| Extrait à lire |

--- --- ---

La Métropole d'Aix-Marseille traverse une nouvelle tempête financière, avec un déficit de 123 millions d'euros récemment révélé. Les leaders du patronat, notamment Catherine Vales, présidente de l'U2P 13, et Philippe Korcia, président de l'UPE 13, ont rapidement exprimé leur opposition à une potentiellle mise sous tutelle de l'institution. Selon eux, cela pourrait mettre en danger l'attractivité économique du territoire.
Dans un communiqué publié deux jours après l'annonce du déficit, Vales et Korcia ont souligné que la mise sous tutelle ne pourrait pas être une solution viable : « Nous avons besoin d’une Métropole forte, ancrée dans son territoire, capable d’agir rapidement et efficacement, pas d’une gouvernance déconnectée des réalités économiques ». Ils craignent qu'un tel changement ne déstabilise davantage un environnement déjà fragile.

--- --- ---

| Enregistrements fournis |

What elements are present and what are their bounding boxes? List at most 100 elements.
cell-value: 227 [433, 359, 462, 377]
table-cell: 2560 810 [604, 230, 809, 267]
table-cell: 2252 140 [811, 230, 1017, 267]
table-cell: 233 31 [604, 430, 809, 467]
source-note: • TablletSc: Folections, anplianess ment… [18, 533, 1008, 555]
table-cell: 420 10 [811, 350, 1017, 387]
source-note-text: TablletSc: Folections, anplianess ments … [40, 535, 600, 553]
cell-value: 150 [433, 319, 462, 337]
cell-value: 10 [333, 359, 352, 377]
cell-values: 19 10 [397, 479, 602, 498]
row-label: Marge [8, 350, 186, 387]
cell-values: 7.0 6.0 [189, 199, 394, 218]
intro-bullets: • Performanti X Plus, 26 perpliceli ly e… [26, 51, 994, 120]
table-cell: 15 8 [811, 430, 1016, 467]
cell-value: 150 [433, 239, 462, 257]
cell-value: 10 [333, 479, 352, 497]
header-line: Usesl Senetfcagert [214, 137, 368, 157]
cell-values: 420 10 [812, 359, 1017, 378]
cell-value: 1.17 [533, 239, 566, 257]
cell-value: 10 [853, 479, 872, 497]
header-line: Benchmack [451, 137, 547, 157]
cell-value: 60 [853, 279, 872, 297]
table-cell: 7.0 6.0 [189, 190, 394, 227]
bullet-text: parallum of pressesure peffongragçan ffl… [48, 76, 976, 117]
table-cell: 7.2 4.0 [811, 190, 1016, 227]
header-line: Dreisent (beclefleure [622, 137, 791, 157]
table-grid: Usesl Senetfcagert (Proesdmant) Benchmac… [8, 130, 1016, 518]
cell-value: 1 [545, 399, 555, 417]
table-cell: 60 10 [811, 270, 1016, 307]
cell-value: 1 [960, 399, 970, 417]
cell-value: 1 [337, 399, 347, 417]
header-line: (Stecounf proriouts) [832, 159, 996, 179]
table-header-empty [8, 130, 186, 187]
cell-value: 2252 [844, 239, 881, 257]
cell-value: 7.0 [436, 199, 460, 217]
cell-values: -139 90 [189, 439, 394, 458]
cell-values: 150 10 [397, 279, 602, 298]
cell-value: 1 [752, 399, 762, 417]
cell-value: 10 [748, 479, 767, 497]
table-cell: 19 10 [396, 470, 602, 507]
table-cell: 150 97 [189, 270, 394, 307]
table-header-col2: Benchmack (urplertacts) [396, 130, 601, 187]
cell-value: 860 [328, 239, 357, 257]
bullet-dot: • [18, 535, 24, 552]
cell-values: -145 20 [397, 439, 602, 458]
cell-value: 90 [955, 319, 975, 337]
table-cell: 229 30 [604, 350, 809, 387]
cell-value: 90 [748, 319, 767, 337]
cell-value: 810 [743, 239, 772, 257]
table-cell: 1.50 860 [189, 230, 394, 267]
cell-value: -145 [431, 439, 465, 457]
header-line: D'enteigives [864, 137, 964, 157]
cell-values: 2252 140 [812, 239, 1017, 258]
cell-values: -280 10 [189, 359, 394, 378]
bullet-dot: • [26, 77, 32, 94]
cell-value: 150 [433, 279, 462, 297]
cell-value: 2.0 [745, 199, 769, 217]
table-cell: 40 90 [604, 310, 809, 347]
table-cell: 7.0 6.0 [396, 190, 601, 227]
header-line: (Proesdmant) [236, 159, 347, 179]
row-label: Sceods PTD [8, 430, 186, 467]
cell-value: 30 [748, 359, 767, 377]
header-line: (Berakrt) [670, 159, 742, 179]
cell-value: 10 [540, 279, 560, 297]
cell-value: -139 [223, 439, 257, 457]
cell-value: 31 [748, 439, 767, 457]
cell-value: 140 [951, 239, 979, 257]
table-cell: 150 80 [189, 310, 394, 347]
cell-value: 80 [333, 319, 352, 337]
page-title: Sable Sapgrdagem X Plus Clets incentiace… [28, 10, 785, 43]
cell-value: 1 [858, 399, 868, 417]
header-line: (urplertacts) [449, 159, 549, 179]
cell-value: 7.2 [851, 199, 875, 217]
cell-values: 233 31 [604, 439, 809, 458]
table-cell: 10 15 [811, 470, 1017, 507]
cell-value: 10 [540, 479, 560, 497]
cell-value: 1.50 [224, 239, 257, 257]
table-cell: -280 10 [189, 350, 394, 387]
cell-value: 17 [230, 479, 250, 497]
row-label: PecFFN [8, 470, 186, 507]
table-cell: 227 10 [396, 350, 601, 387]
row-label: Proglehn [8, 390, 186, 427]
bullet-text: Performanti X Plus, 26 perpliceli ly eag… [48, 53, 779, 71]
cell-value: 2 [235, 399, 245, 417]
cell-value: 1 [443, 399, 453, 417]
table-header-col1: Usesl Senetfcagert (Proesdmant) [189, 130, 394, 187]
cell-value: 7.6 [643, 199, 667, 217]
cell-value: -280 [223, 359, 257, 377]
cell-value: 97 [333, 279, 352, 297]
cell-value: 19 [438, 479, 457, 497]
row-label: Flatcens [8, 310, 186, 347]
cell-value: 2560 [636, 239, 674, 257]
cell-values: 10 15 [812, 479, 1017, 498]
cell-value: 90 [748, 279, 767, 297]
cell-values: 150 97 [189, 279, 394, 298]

--- --- ---

| Consigne 1 |
Recopiez le passage de l'extrait sur la Métropole d'Aix-Marseille qui va de « Dans un communiqué » à « environnement déjà fragile. », ces deux bouts compris.
| Consigne 2 |
Poursuivez l'extrait sur la Métropole d'Aix-Marseille à partir de l'endroit où il s'arrête.
Les enregistrements viennent d'une autre source que l'extrait.

| Réponse 1 |
Dans un communiqué publié deux jours après l'annonce du déficit, Vales et Korcia ont souligné que la mise sous tutelle ne pourrait pas être une solution viable : « Nous avons besoin d’une Métropole forte, ancrée dans son territoire, capable d’agir rapidement et efficacement, pas d’une gouvernance déconnectée des réalités économiques ». Ils craignent qu'un tel changement ne déstabilise davantage un environnement déjà fragile.

| Réponse 2 |
Parmi les solutions évoquées pour équilibrer le budget avant le vote du 28 avril, une augmentation du versement mobilité a été proposée. Cependant, les patrons rejettent toute initiative qui pourrait transférer le poids de l'ajustement budgétaire sur les entreprises. « Cela fragiliserait durablement l'activité, l'emploi et l'attractivité du territoire », affirment-ils. La taxe sur le versement mobilité, destinée à financer des projets liés aux transports, est calculée sur la base de la masse salariale des entreprises.
Cette situation précaire souligne l’urgence d’une réaction appropriée de l’État pour aider la Métropole à retrouver un équilibre financier. Comme le rapportent plusieurs médias, une vigilance est de mise afin de remédier aux défis économiques qui pèsent sur cette région clé de la France.